Reproduce each line of the material, changing "bboxes" to "bounding boxes" wherever it occurs and leaving everything else as it is.

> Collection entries
# # # #
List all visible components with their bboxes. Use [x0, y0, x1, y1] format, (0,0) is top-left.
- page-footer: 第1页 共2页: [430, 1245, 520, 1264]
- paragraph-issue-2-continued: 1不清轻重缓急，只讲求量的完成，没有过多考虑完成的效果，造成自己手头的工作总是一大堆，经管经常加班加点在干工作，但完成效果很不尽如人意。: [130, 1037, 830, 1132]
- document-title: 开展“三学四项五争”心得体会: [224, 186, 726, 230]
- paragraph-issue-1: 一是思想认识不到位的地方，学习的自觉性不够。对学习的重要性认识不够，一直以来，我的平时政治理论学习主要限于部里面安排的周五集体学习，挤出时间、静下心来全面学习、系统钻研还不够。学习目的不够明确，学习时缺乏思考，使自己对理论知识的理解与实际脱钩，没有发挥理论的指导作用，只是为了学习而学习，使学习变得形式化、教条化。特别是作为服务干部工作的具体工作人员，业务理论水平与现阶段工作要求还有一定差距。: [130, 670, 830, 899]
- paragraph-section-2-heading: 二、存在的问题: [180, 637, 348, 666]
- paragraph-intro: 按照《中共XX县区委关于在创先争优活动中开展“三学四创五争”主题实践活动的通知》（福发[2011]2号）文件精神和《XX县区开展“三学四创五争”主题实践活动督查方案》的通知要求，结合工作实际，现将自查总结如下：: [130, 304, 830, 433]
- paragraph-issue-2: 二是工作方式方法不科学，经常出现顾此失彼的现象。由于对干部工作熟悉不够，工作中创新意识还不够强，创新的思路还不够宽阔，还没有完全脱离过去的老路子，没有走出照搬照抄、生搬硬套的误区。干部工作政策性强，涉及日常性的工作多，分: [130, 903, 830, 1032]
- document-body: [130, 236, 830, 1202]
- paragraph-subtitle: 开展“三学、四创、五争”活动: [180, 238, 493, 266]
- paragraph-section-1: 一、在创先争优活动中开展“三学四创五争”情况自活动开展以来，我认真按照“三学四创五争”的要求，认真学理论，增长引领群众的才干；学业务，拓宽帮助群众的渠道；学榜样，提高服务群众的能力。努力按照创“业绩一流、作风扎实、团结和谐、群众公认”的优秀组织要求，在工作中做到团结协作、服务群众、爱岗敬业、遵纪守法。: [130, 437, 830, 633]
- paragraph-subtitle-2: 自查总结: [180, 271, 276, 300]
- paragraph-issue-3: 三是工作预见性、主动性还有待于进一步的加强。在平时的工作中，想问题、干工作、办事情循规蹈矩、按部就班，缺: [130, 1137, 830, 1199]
# # # #
> FULL RESPONSE
List all visible components with their bounding boxes. Use [x0, y0, x1, y1] format, (0,0) is top-left.
- page-footer: 第1页 共2页: [430, 1245, 520, 1264]
- paragraph-issue-2-continued: 1不清轻重缓急，只讲求量的完成，没有过多考虑完成的效果，造成自己手头的工作总是一大堆，经管经常加班加点在干工作，但完成效果很不尽如人意。: [130, 1037, 830, 1132]
- document-title: 开展“三学四项五争”心得体会: [224, 186, 726, 230]
- paragraph-issue-1: 一是思想认识不到位的地方，学习的自觉性不够。对学习的重要性认识不够，一直以来，我的平时政治理论学习主要限于部里面安排的周五集体学习，挤出时间、静下心来全面学习、系统钻研还不够。学习目的不够明确，学习时缺乏思考，使自己对理论知识的理解与实际脱钩，没有发挥理论的指导作用，只是为了学习而学习，使学习变得形式化、教条化。特别是作为服务干部工作的具体工作人员，业务理论水平与现阶段工作要求还有一定差距。: [130, 670, 830, 899]
- paragraph-section-2-heading: 二、存在的问题: [180, 637, 348, 666]
- paragraph-intro: 按照《中共XX县区委关于在创先争优活动中开展“三学四创五争”主题实践活动的通知》（福发[2011]2号）文件精神和《XX县区开展“三学四创五争”主题实践活动督查方案》的通知要求，结合工作实际，现将自查总结如下：: [130, 304, 830, 433]
- paragraph-issue-2: 二是工作方式方法不科学，经常出现顾此失彼的现象。由于对干部工作熟悉不够，工作中创新意识还不够强，创新的思路还不够宽阔，还没有完全脱离过去的老路子，没有走出照搬照抄、生搬硬套的误区。干部工作政策性强，涉及日常性的工作多，分: [130, 903, 830, 1032]
- document-body: [130, 236, 830, 1202]
- paragraph-subtitle: 开展“三学、四创、五争”活动: [180, 238, 493, 266]
- paragraph-section-1: 一、在创先争优活动中开展“三学四创五争”情况自活动开展以来，我认真按照“三学四创五争”的要求，认真学理论，增长引领群众的才干；学业务，拓宽帮助群众的渠道；学榜样，提高服务群众的能力。努力按照创“业绩一流、作风扎实、团结和谐、群众公认”的优秀组织要求，在工作中做到团结协作、服务群众、爱岗敬业、遵纪守法。: [130, 437, 830, 633]
- paragraph-subtitle-2: 自查总结: [180, 271, 276, 300]
- paragraph-issue-3: 三是工作预见性、主动性还有待于进一步的加强。在平时的工作中，想问题、干工作、办事情循规蹈矩、按部就班，缺: [130, 1137, 830, 1199]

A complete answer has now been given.